» Input records:
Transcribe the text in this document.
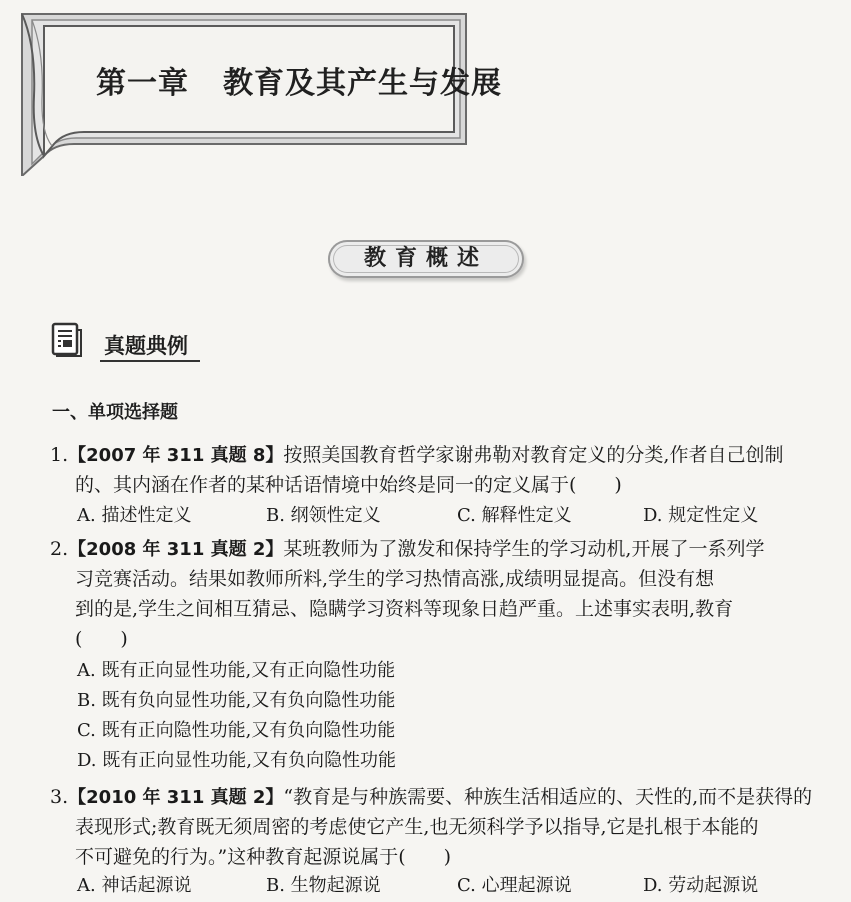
第一章 教育及其产生与发展
教育概述
真题典例
一、单项选择题
1.【2007 年 311 真题 8】按照美国教育哲学家谢弗勒对教育定义的分类,作者自己创制
的、其内涵在作者的某种话语情境中始终是同一的定义属于(　　)
A. 描述性定义	B. 纲领性定义	C. 解释性定义	D. 规定性定义
2.【2008 年 311 真题 2】某班教师为了激发和保持学生的学习动机,开展了一系列学
习竞赛活动。结果如教师所料,学生的学习热情高涨,成绩明显提高。但没有想
到的是,学生之间相互猜忌、隐瞒学习资料等现象日趋严重。上述事实表明,教育
(　　)
A. 既有正向显性功能,又有正向隐性功能
B. 既有负向显性功能,又有负向隐性功能
C. 既有正向隐性功能,又有负向隐性功能
D. 既有正向显性功能,又有负向隐性功能
3.【2010 年 311 真题 2】“教育是与种族需要、种族生活相适应的、天性的,而不是获得的
表现形式;教育既无须周密的考虑使它产生,也无须科学予以指导,它是扎根于本能的
不可避免的行为。”这种教育起源说属于(　　)
A. 神话起源说	B. 生物起源说	C. 心理起源说	D. 劳动起源说
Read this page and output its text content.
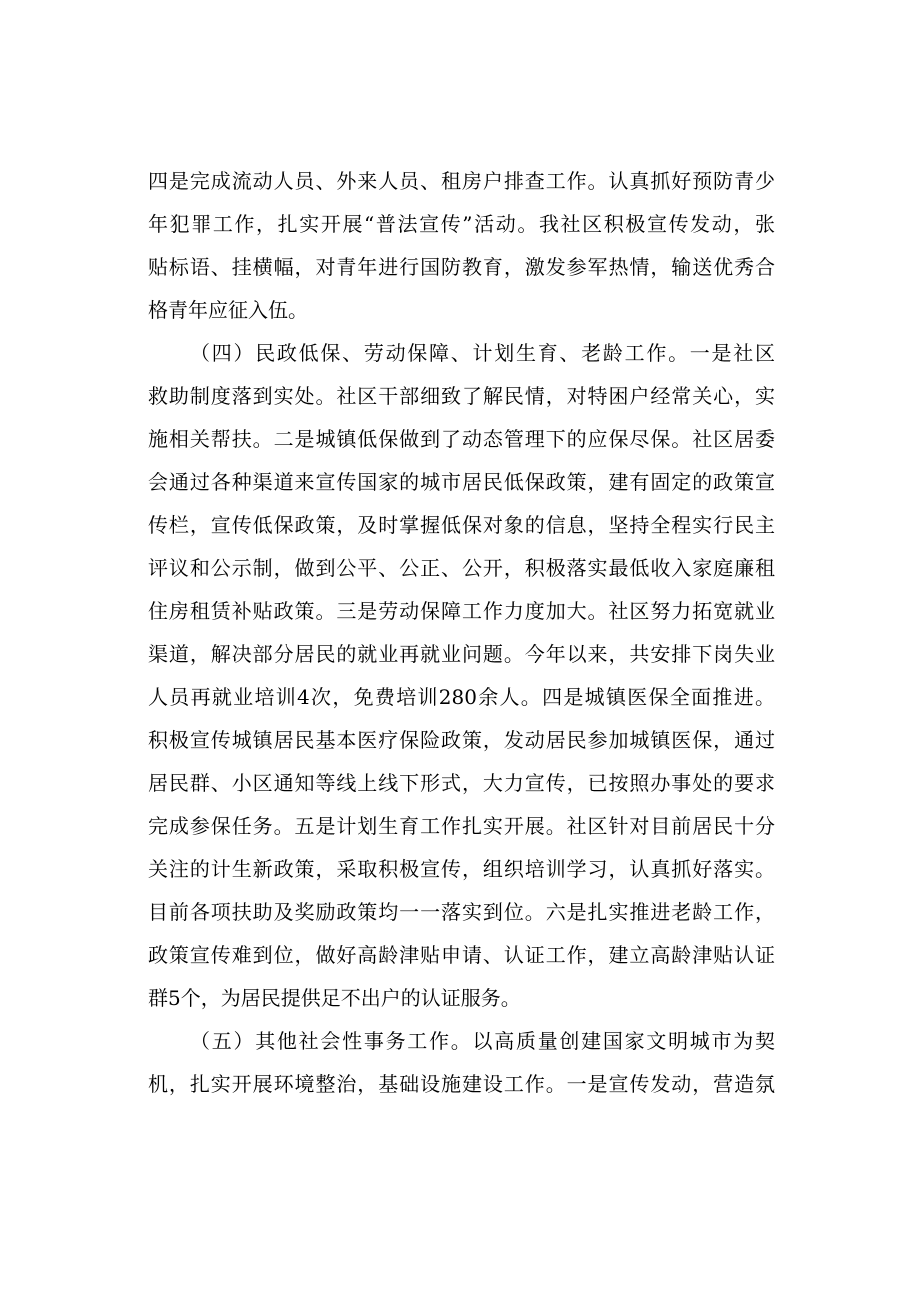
四是完成流动人员、外来人员、租房户排查工作。认真抓好预防青少
年犯罪工作，扎实开展“普法宣传”活动。我社区积极宣传发动，张
贴标语、挂横幅，对青年进行国防教育，激发参军热情，输送优秀合
格青年应征入伍。
（四）民政低保、劳动保障、计划生育、老龄工作。一是社区
救助制度落到实处。社区干部细致了解民情，对特困户经常关心，实
施相关帮扶。二是城镇低保做到了动态管理下的应保尽保。社区居委
会通过各种渠道来宣传国家的城市居民低保政策，建有固定的政策宣
传栏，宣传低保政策，及时掌握低保对象的信息，坚持全程实行民主
评议和公示制，做到公平、公正、公开，积极落实最低收入家庭廉租
住房租赁补贴政策。三是劳动保障工作力度加大。社区努力拓宽就业
渠道，解决部分居民的就业再就业问题。今年以来，共安排下岗失业
人员再就业培训4次，免费培训280余人。四是城镇医保全面推进。
积极宣传城镇居民基本医疗保险政策，发动居民参加城镇医保，通过
居民群、小区通知等线上线下形式，大力宣传，已按照办事处的要求
完成参保任务。五是计划生育工作扎实开展。社区针对目前居民十分
关注的计生新政策，采取积极宣传，组织培训学习，认真抓好落实。
目前各项扶助及奖励政策均一一落实到位。六是扎实推进老龄工作，
政策宣传难到位，做好高龄津贴申请、认证工作，建立高龄津贴认证
群5个，为居民提供足不出户的认证服务。
（五）其他社会性事务工作。以高质量创建国家文明城市为契
机，扎实开展环境整治，基础设施建设工作。一是宣传发动，营造氛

» Given request: Determine how many lines of this listing contain "又有负向隐性功能", and give only the number.

» Written solution: 3